* BEGIN INFORMATION GIVEN *

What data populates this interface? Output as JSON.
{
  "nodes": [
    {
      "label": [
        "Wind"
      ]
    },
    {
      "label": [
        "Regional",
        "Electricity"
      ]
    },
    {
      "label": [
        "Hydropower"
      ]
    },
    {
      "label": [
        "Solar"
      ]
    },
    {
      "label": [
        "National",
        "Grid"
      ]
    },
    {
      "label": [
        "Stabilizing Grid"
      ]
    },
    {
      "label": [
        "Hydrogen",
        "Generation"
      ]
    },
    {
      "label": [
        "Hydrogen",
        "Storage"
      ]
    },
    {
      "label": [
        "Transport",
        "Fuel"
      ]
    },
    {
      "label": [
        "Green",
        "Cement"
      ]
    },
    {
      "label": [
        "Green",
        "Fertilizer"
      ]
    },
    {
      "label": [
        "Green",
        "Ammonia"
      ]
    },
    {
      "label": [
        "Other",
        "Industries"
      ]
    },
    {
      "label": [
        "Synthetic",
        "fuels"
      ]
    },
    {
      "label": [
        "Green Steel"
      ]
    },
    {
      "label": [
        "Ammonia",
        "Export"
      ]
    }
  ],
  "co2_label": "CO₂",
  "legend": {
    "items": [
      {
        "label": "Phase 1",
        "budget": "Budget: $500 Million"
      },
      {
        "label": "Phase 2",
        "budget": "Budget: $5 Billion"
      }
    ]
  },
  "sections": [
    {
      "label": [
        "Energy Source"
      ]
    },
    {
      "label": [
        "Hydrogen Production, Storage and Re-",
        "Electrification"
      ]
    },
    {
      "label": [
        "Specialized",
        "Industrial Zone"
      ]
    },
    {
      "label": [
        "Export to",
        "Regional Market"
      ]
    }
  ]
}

* END INFORMATION GIVEN *

WRITTEN INSTRUCTION: All of the entries must be written out exactly as they stand.

WRITTEN SOLUTION:
What data populates this interface? Output as JSON.
{
  "nodes": [
    {
      "label": [
        "Wind"
      ]
    },
    {
      "label": [
        "Regional",
        "Electricity"
      ]
    },
    {
      "label": [
        "Hydropower"
      ]
    },
    {
      "label": [
        "Solar"
      ]
    },
    {
      "label": [
        "National",
        "Grid"
      ]
    },
    {
      "label": [
        "Stabilizing Grid"
      ]
    },
    {
      "label": [
        "Hydrogen",
        "Generation"
      ]
    },
    {
      "label": [
        "Hydrogen",
        "Storage"
      ]
    },
    {
      "label": [
        "Transport",
        "Fuel"
      ]
    },
    {
      "label": [
        "Green",
        "Cement"
      ]
    },
    {
      "label": [
        "Green",
        "Fertilizer"
      ]
    },
    {
      "label": [
        "Green",
        "Ammonia"
      ]
    },
    {
      "label": [
        "Other",
        "Industries"
      ]
    },
    {
      "label": [
        "Synthetic",
        "fuels"
      ]
    },
    {
      "label": [
        "Green Steel"
      ]
    },
    {
      "label": [
        "Ammonia",
        "Export"
      ]
    }
  ],
  "co2_label": "CO₂",
  "legend": {
    "items": [
      {
        "label": "Phase 1",
        "budget": "Budget: $500 Million"
      },
      {
        "label": "Phase 2",
        "budget": "Budget: $5 Billion"
      }
    ]
  },
  "sections": [
    {
      "label": [
        "Energy Source"
      ]
    },
    {
      "label": [
        "Hydrogen Production, Storage and Re-",
        "Electrification"
      ]
    },
    {
      "label": [
        "Specialized",
        "Industrial Zone"
      ]
    },
    {
      "label": [
        "Export to",
        "Regional Market"
      ]
    }
  ]
}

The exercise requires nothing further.